_WHAT IS ASKED:_ Work through the following lines and count those that hold the word "test". Reply with that number only.

Data entries
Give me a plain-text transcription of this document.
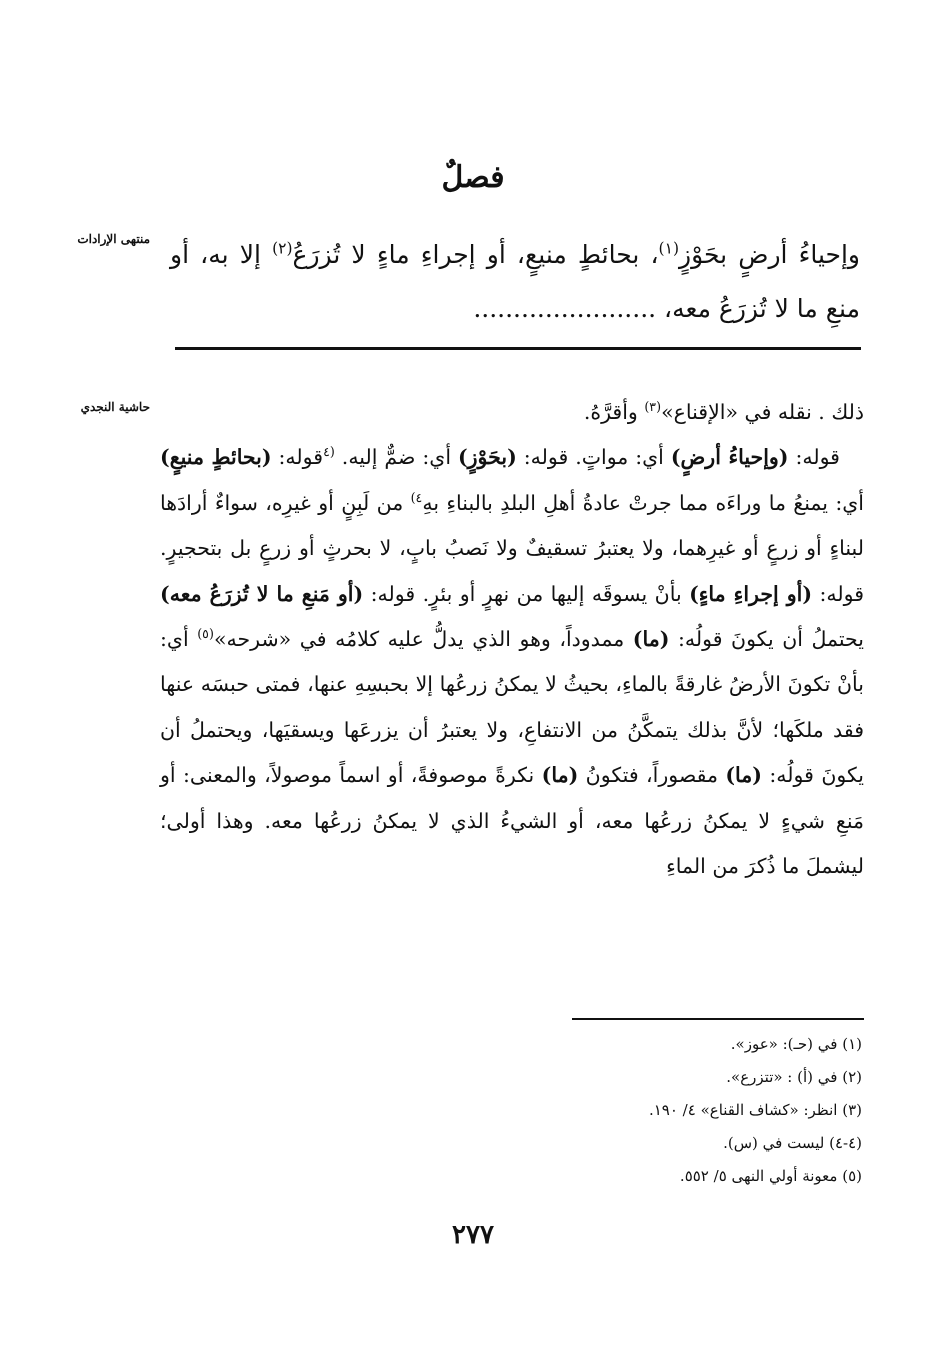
فصلٌ
منتهى الإرادات
وإحياءُ أرضٍ بحَوْزٍ$^{(١)}$، بحائطٍ منيعٍ، أو إجراءِ ماءٍ لا تُزرَعُ$^{(٢)}$ إلا به، أو منعِ ما لا تُزرَعُ معه، .......................
حاشية النجدي	ذلك . نقله في «الإقناع»$^{(٣)}$ وأقرَّهُ.
قوله: (وإحياءُ أرضٍ) أي: مواتٍ. قوله: (بحَوْزٍ) أي: ضمٌّ إليه. $^{(٤}$قوله: (بحائطٍ منيعٍ) أي: يمنعُ ما وراءَه مما جرتْ عادةُ أهلِ البلدِ بالبناءِ بهِ$^{٤)}$ من لَبِنٍ أو غيرِه، سواءٌ أرادَها لبناءٍ أو زرعٍ أو غيرِهما، ولا يعتبرُ تسقيفٌ ولا نَصبُ بابٍ، لا بحرثٍ أو زرعٍ بل بتحجيرٍ. قوله: (أو إجراءِ ماءٍ) بأنْ يسوقَه إليها من نهرٍ أو بئرٍ. قوله: (أو مَنعِ ما لا تُزرَعُ معه) يحتملُ أن يكونَ قولُه: (ما) ممدوداً، وهو الذي يدلُّ عليه كلامُه في «شرحه»$^{(٥)}$ أي: بأنْ تكونَ الأرضُ غارقةً بالماءِ، بحيثُ لا يمكنُ زرعُها إلا بحبسِهِ عنها، فمتى حبسَه عنها فقد ملكَها؛ لأنَّ بذلك يتمكَّنُ من الانتفاعِ، ولا يعتبرُ أن يزرعَها ويسقيَها، ويحتملُ أن يكونَ قولُه: (ما) مقصوراً، فتكونُ (ما) نكرةً موصوفةً، أو اسماً موصولاً، والمعنى: أو مَنعِ شيءٍ لا يمكنُ زرعُها معه، أو الشيءُ الذي لا يمكنُ زرعُها معه. وهذا أولى؛ ليشملَ ما ذُكرَ من الماءِ
(١) في (ﺣـ): «عوز».
(٢) في (أ) : «تتزرع».
(٣) انظر: «كشاف القناع» ٤/ ١٩٠.
(٤-٤) ليست في (س).
(٥) معونة أولي النهى ٥/ ٥٥٢.
٢٧٧
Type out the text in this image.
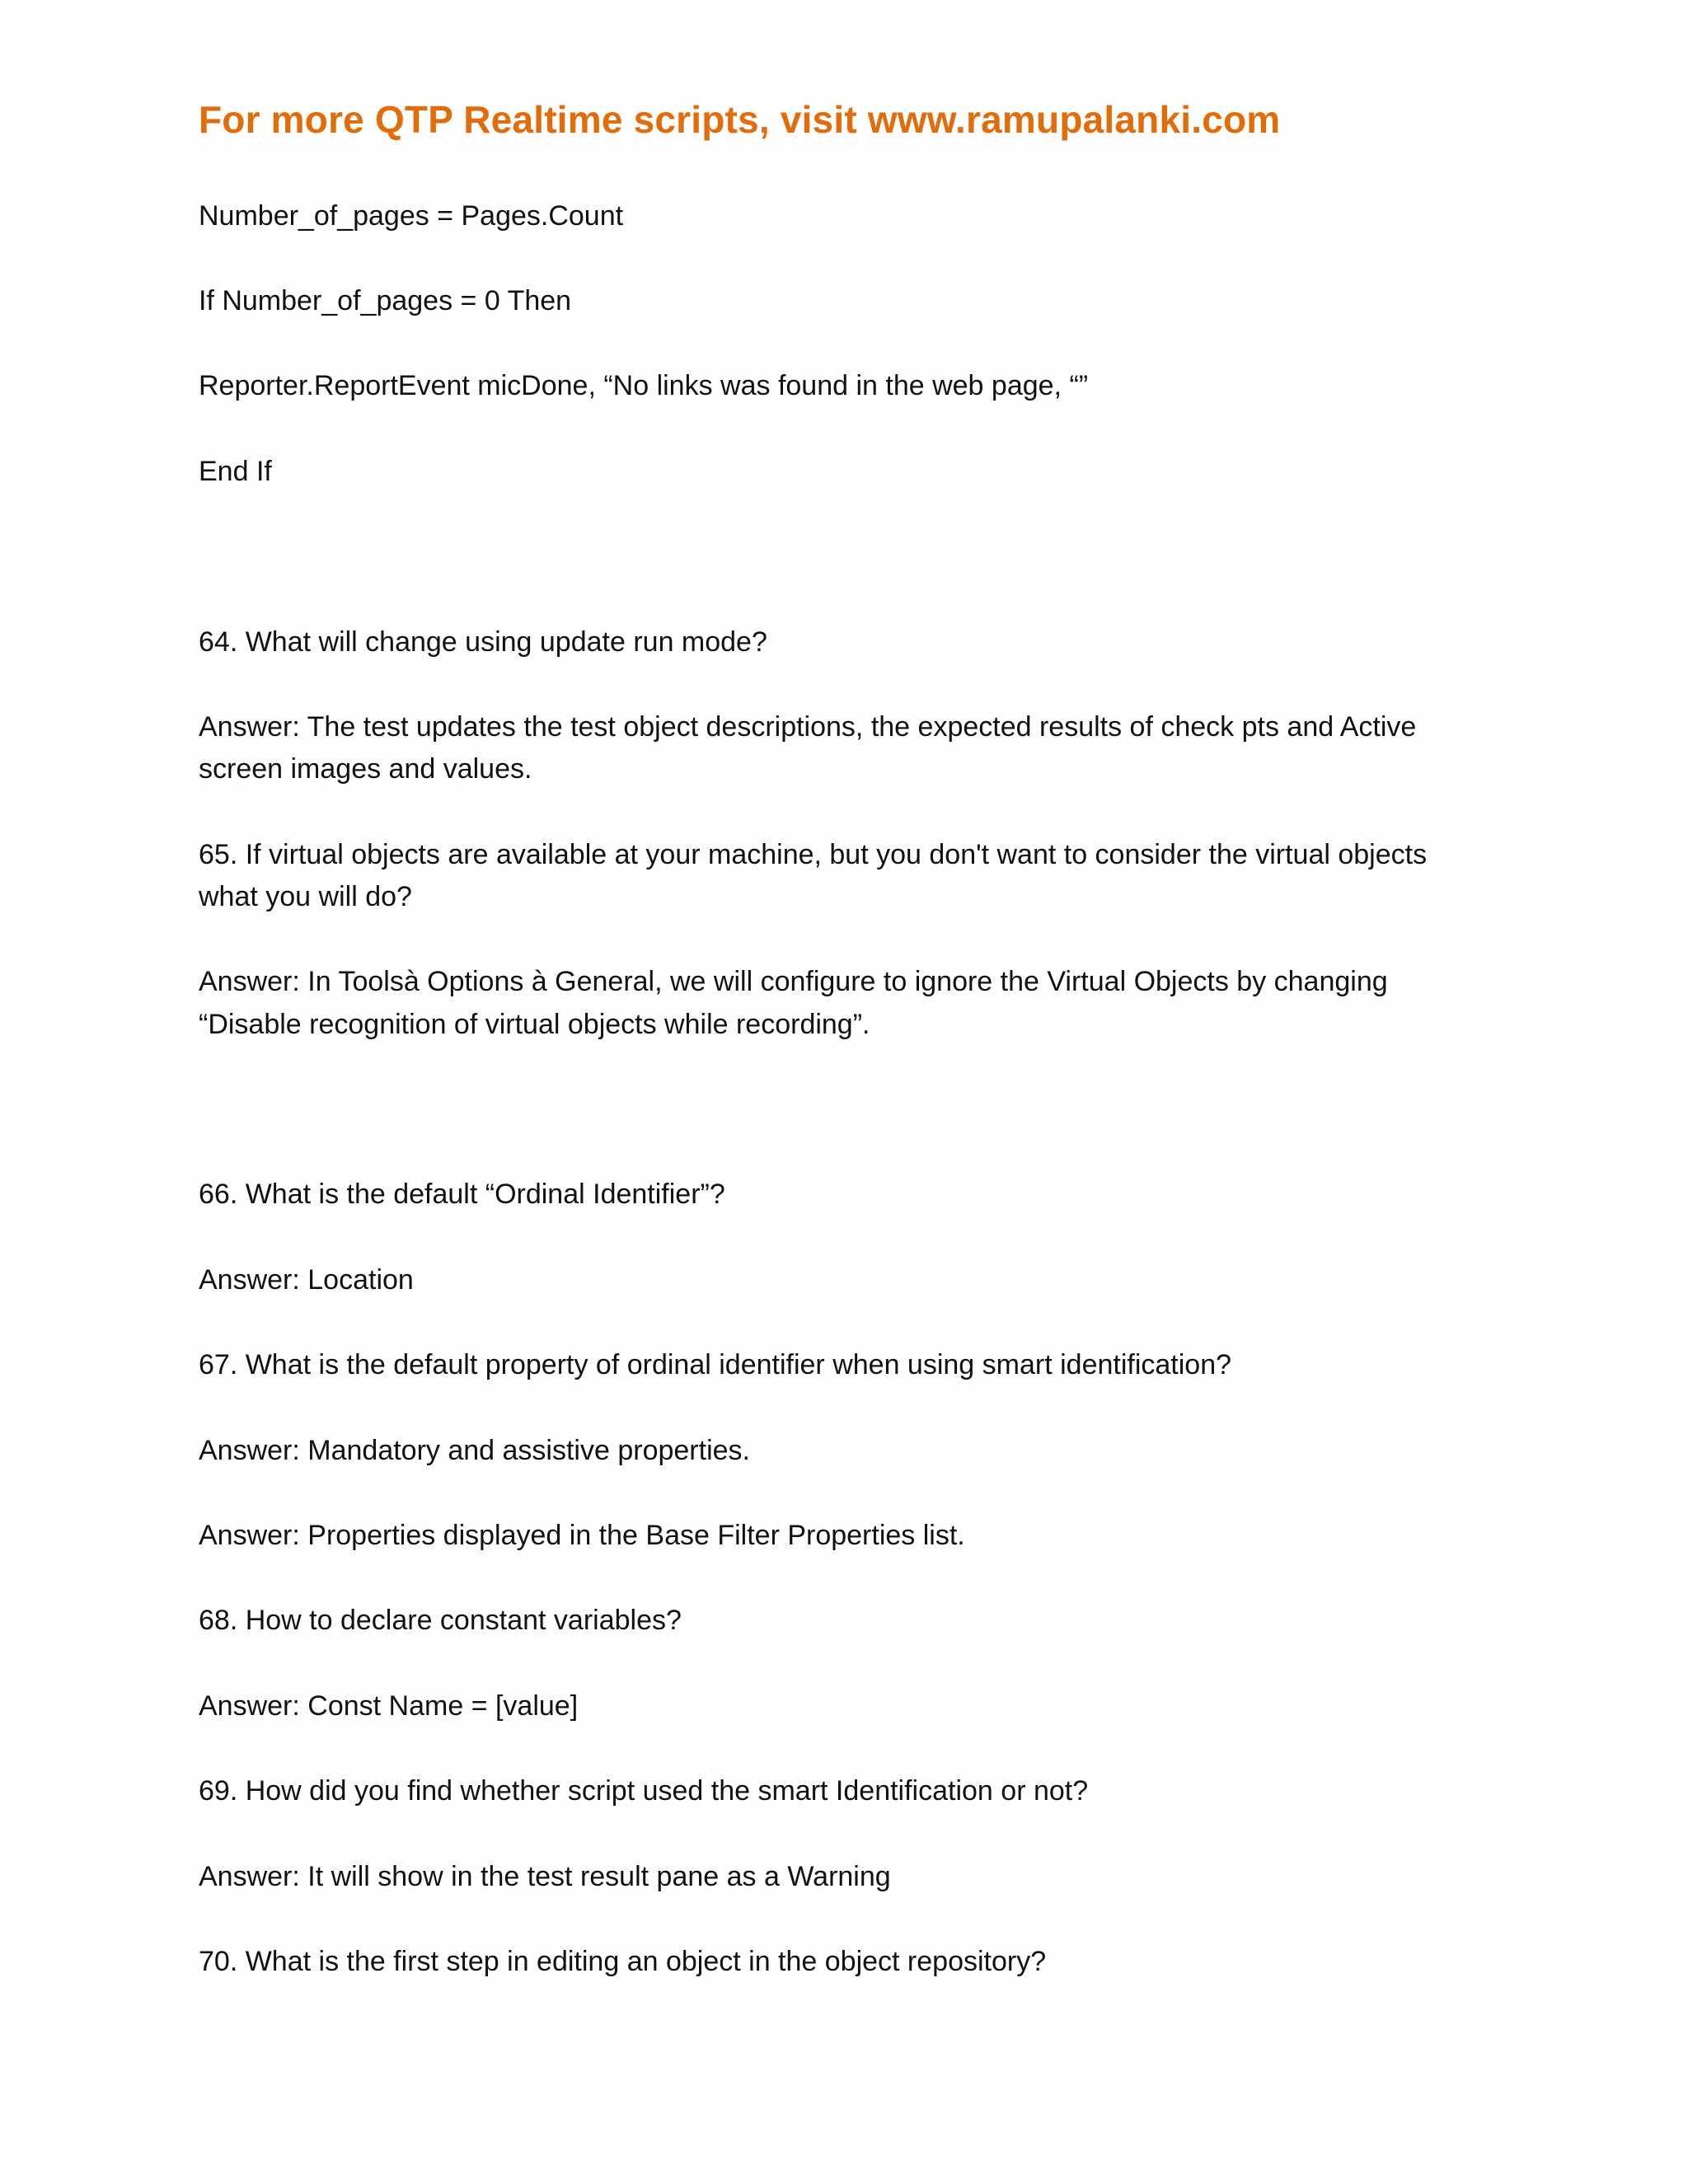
For more QTP Realtime scripts, visit www.ramupalanki.com
Number_of_pages = Pages.Count
If Number_of_pages = 0 Then
Reporter.ReportEvent micDone, “No links was found in the web page, “”
End If
64. What will change using update run mode?
Answer: The test updates the test object descriptions, the expected results of check pts and Active
screen images and values.
65. If virtual objects are available at your machine, but you don't want to consider the virtual objects
what you will do?
Answer: In Toolsà Options à General, we will configure to ignore the Virtual Objects by changing
“Disable recognition of virtual objects while recording”.
66. What is the default “Ordinal Identifier”?
Answer: Location
67. What is the default property of ordinal identifier when using smart identification?
Answer: Mandatory and assistive properties.
Answer: Properties displayed in the Base Filter Properties list.
68. How to declare constant variables?
Answer: Const Name = [value]
69. How did you find whether script used the smart Identification or not?
Answer: It will show in the test result pane as a Warning
70. What is the first step in editing an object in the object repository?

_RESPONSE TO THIS TASK:_ 2